__EXERCISE DIRECTIONS__
Find every line in the records below that contains the word "Output", and copy each such line.

Data entries:

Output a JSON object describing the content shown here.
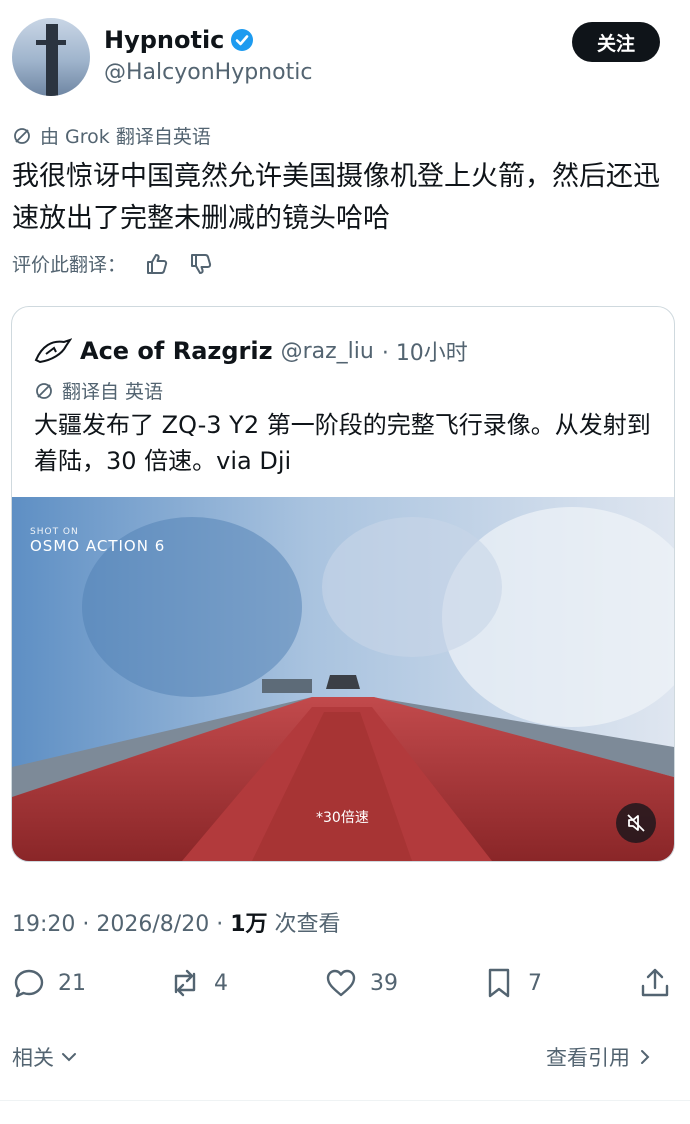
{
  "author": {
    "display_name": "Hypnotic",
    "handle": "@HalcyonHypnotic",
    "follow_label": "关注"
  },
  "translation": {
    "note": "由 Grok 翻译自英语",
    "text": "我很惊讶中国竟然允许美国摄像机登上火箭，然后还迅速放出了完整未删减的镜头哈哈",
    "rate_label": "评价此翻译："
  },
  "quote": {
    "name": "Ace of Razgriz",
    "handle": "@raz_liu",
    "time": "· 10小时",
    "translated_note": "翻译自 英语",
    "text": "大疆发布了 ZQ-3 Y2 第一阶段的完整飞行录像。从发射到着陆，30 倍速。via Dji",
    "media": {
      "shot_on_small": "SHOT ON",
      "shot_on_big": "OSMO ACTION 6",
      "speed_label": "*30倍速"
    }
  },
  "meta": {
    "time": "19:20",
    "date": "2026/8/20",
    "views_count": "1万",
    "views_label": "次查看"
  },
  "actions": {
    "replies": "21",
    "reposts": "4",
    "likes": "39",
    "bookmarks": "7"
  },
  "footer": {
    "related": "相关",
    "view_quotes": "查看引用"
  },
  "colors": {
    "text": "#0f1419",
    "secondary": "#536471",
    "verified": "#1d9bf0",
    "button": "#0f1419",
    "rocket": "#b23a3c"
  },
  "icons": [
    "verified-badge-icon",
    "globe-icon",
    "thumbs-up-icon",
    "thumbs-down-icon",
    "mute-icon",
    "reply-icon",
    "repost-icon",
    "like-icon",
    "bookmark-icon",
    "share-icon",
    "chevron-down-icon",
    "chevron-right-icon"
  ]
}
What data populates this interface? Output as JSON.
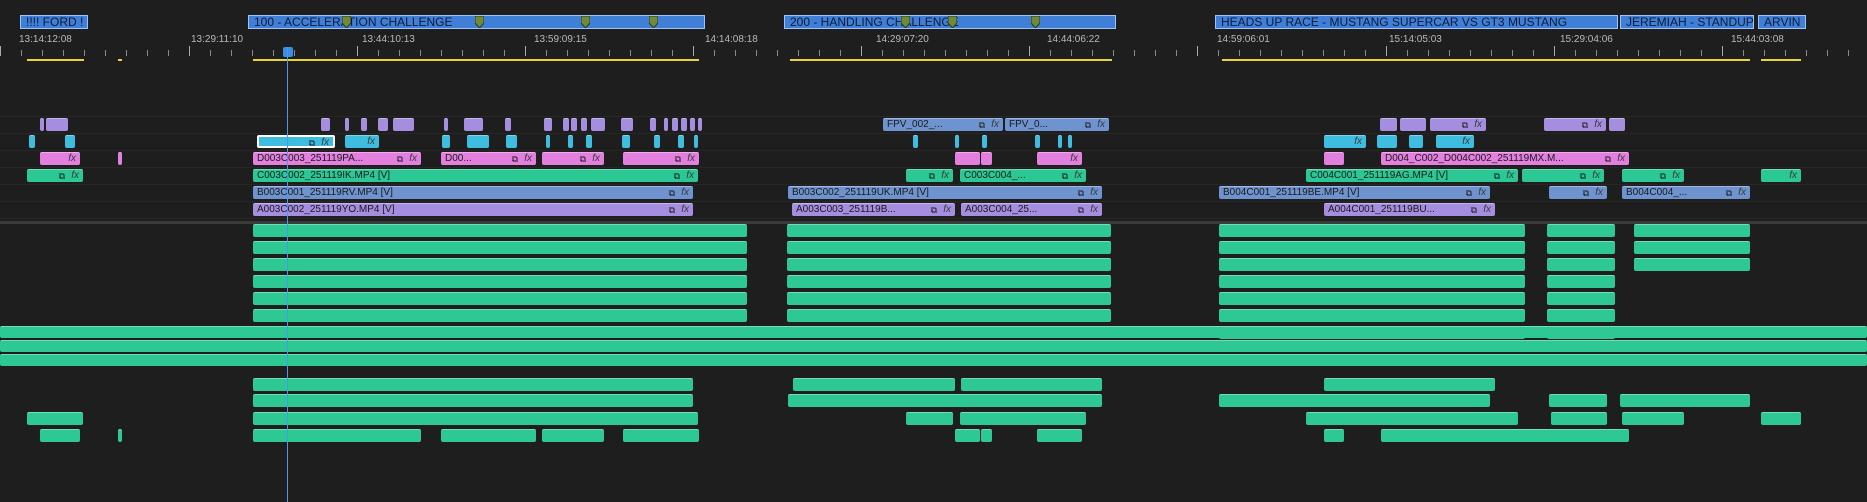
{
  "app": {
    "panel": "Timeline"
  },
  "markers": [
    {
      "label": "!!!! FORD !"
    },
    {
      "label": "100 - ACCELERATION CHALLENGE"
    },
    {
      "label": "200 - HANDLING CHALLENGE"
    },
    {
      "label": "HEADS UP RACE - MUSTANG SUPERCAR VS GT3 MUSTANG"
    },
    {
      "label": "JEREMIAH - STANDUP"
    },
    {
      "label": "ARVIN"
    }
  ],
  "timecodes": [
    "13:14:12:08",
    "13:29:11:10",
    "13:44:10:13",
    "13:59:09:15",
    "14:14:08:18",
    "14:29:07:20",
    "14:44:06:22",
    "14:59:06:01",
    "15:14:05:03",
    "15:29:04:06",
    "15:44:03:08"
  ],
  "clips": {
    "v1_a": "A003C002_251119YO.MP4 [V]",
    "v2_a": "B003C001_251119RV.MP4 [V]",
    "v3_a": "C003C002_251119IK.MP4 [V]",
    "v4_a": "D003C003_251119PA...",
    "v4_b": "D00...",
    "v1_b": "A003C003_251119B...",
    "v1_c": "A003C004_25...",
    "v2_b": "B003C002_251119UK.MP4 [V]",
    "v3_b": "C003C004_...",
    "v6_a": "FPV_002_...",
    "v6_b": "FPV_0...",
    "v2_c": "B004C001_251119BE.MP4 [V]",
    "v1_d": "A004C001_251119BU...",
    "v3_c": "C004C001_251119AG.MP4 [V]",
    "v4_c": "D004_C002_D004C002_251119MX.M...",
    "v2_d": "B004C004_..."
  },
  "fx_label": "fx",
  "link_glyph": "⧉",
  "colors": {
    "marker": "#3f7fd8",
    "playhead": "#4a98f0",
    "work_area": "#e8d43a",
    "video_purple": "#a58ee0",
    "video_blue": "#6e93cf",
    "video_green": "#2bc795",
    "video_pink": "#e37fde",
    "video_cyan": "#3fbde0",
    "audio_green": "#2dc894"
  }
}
* * *
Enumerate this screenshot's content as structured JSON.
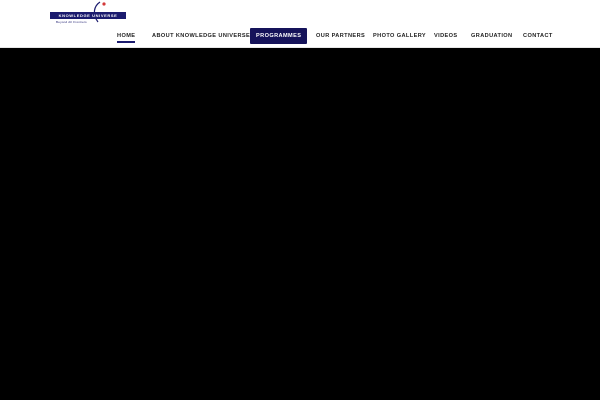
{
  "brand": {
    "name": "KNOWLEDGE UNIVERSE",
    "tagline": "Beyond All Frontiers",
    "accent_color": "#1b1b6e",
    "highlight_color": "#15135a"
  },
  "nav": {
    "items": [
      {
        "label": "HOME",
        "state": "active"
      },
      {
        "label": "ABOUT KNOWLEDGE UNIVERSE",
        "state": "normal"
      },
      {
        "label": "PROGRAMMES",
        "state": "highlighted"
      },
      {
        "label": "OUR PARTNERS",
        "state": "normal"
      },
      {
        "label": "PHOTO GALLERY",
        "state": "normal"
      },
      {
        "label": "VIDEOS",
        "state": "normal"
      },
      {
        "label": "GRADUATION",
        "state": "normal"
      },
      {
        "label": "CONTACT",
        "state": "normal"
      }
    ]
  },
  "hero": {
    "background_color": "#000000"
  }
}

__ANSWER TO THE TASK__
Output a JSON object describing the content shown here.
What data populates this interface? Output as JSON.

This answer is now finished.